> _Objective_
Scan the data below. Pull out each line where "parameter" occurs.

(Collected data)
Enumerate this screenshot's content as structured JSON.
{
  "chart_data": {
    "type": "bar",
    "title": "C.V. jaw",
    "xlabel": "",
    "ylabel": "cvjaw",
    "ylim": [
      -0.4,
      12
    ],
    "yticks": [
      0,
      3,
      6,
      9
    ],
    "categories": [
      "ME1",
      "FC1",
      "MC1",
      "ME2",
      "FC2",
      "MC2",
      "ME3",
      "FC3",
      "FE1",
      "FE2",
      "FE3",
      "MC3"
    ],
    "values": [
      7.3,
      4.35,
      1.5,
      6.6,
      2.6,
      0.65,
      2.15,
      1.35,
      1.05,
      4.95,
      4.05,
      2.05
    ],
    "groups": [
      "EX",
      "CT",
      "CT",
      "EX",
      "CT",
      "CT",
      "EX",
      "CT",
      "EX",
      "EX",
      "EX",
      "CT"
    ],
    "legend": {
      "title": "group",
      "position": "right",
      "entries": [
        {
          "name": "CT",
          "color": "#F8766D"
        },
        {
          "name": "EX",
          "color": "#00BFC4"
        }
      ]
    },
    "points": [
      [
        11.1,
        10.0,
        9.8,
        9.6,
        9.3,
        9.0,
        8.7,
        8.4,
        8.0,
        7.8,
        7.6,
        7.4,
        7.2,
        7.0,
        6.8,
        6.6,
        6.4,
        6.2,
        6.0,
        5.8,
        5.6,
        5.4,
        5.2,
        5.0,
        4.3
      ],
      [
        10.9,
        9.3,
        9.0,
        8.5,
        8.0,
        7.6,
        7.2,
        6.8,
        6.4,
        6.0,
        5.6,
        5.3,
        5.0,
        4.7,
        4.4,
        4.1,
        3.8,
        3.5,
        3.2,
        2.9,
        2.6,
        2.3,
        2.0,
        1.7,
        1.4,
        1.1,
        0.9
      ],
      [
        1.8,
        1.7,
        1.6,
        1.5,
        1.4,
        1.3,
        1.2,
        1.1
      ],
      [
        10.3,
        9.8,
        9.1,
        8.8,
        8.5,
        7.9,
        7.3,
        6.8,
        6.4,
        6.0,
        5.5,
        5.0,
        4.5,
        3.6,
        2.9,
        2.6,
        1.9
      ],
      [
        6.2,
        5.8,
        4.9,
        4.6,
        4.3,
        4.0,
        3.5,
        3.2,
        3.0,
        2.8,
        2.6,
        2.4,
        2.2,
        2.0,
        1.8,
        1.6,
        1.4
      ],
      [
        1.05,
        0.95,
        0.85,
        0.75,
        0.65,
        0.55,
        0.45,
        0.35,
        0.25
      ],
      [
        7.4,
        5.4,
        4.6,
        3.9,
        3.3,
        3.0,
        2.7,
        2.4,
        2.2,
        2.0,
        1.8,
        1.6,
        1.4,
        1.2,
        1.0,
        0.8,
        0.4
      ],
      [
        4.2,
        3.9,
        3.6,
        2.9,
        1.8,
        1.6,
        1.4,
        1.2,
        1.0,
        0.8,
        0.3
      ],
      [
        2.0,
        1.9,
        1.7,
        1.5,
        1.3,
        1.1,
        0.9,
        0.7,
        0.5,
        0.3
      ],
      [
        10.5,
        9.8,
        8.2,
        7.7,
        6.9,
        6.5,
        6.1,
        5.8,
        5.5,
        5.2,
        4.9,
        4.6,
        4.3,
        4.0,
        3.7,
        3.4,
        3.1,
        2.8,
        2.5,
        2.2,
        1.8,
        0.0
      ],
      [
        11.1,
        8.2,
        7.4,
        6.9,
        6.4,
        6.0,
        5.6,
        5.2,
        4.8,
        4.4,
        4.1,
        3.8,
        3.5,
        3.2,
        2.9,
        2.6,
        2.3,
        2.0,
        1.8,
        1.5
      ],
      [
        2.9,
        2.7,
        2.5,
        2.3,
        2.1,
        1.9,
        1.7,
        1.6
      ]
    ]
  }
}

--

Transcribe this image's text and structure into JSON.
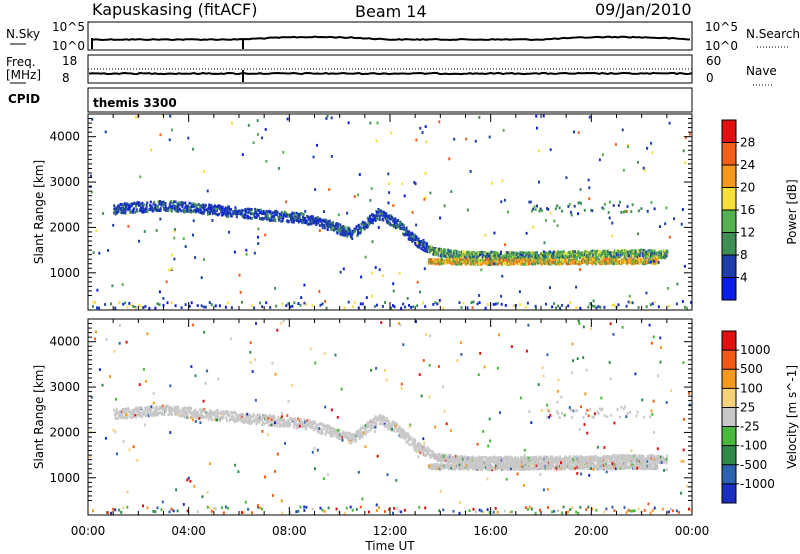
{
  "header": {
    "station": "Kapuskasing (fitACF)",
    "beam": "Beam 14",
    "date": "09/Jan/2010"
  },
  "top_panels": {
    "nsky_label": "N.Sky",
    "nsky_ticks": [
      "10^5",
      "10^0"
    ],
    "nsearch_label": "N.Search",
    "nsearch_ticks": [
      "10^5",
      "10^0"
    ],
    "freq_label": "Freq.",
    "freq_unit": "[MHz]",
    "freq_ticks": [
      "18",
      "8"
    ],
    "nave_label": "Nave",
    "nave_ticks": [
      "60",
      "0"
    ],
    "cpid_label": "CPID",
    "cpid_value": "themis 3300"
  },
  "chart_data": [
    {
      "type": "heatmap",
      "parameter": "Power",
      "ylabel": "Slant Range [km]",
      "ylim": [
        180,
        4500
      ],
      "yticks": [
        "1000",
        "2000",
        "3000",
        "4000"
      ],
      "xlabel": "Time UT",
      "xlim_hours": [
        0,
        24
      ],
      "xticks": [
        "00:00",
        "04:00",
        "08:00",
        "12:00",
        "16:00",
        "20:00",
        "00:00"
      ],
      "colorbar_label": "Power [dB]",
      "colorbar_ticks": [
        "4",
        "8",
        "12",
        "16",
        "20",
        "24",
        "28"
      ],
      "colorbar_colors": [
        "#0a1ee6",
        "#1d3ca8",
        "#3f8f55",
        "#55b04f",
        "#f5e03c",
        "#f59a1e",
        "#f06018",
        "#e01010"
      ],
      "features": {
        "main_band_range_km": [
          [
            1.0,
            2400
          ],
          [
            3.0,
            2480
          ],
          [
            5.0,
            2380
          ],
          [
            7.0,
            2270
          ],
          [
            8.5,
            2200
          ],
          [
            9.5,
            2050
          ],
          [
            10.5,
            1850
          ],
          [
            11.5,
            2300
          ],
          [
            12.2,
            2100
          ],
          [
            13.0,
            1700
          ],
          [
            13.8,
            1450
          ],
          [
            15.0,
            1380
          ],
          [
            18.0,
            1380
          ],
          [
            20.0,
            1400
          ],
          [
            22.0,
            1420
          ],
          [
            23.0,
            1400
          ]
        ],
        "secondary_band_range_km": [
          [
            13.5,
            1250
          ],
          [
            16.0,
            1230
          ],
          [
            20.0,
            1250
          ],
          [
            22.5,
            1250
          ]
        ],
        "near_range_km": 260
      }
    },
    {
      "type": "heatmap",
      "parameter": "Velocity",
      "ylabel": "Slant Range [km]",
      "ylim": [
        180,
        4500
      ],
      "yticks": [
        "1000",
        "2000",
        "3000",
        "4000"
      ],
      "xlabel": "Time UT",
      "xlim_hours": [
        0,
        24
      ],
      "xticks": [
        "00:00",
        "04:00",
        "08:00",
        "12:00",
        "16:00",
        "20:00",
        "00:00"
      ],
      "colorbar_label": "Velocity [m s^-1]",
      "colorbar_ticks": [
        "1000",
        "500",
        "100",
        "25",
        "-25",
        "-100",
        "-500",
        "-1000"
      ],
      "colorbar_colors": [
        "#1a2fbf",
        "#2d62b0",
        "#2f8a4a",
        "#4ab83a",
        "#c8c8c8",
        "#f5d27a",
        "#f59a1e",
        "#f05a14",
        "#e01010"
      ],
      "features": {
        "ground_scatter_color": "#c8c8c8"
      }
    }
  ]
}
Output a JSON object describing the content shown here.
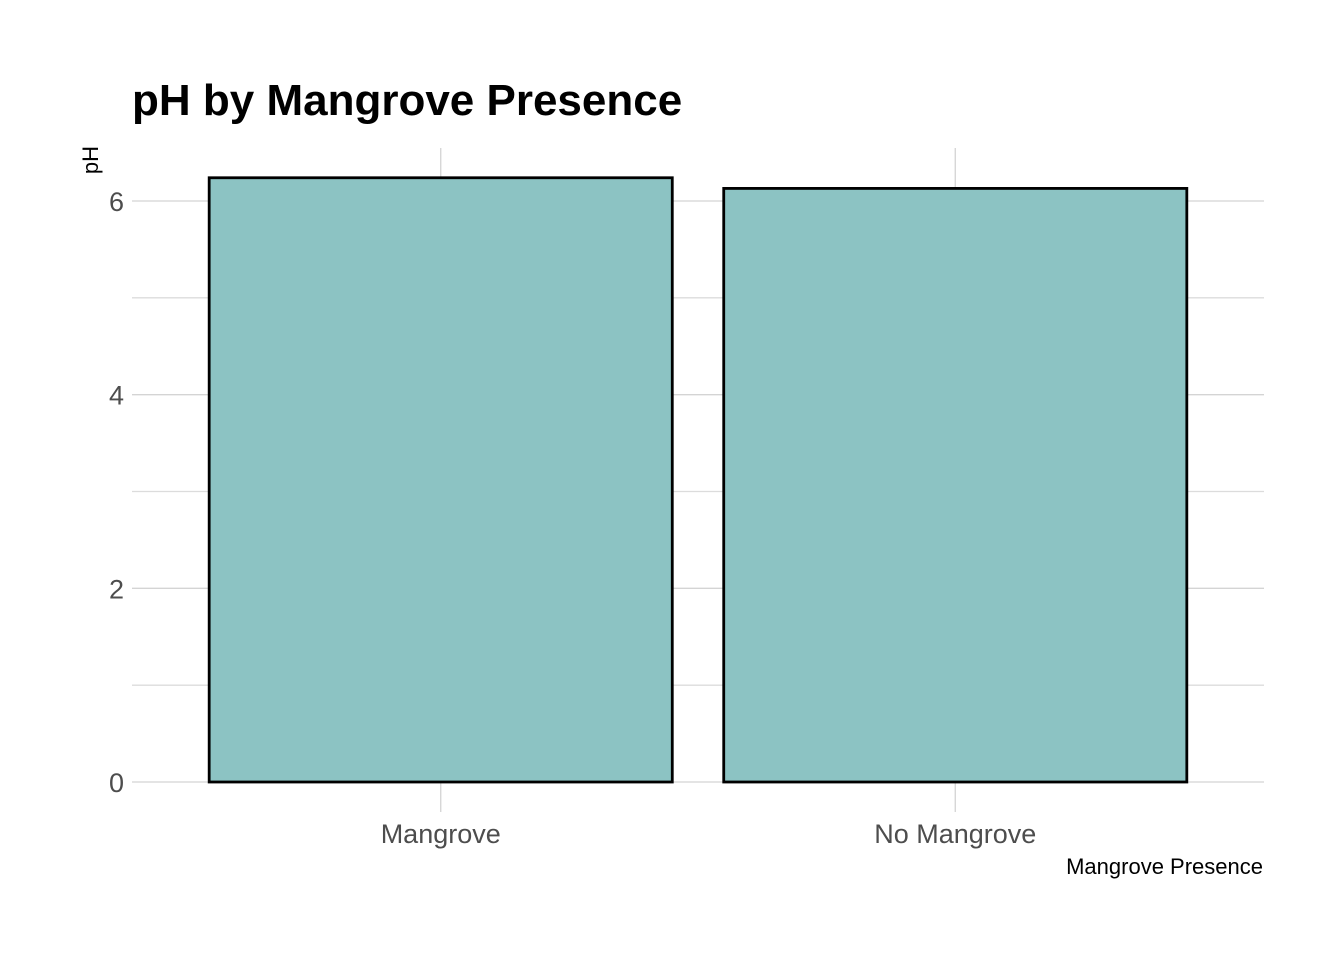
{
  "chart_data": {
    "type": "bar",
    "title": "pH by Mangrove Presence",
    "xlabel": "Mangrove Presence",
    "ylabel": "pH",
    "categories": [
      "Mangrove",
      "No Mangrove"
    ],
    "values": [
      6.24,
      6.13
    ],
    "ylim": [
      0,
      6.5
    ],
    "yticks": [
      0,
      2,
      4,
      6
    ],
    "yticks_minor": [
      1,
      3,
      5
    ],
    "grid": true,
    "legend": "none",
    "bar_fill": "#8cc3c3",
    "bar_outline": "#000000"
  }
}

> _Task output_
      "parameter": "Power",
      "parameter": "Velocity",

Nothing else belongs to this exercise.